Copy every line in the records below that contains the word "verde".
== PROVIDED DATA
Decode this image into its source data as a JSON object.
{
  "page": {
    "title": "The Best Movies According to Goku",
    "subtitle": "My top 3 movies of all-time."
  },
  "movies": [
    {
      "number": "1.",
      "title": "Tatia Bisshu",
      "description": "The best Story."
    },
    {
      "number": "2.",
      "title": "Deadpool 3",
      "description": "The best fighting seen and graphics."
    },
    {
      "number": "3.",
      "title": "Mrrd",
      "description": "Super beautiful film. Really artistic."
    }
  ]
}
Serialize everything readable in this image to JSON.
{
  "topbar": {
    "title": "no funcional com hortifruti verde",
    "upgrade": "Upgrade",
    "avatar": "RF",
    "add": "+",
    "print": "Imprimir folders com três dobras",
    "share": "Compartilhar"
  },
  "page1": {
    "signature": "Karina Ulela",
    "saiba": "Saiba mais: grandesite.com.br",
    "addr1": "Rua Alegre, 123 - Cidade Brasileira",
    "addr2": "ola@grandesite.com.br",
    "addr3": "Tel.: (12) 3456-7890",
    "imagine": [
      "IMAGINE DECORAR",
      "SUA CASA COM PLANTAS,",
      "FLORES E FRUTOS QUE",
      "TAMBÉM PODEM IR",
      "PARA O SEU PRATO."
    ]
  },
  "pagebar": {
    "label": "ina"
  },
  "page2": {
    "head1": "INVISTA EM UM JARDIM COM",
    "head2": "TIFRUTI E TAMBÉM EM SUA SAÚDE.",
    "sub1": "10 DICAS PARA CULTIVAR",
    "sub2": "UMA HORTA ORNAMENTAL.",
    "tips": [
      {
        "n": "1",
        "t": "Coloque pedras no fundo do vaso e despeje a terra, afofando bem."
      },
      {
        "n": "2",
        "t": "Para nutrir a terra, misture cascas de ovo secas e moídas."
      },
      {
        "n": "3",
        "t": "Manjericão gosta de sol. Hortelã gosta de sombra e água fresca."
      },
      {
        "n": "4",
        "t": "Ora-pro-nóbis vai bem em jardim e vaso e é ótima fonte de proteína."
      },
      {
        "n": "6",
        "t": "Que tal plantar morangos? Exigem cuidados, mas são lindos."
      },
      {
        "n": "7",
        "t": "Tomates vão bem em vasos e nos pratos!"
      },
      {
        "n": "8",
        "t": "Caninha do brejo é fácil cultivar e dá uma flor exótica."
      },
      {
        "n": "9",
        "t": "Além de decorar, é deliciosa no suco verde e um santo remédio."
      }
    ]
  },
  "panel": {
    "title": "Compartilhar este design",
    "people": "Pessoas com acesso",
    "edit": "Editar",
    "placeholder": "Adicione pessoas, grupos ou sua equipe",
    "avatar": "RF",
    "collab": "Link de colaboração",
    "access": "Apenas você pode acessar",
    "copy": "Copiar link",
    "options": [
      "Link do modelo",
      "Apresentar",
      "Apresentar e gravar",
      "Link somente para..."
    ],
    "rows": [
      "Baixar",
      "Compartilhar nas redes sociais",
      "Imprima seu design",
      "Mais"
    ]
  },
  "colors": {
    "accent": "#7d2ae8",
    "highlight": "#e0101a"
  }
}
====
● **FULL OUTPUT**:
    "title": "no funcional com hortifruti verde",
        "t": "Além de decorar, é deliciosa no suco verde e um santo remédio."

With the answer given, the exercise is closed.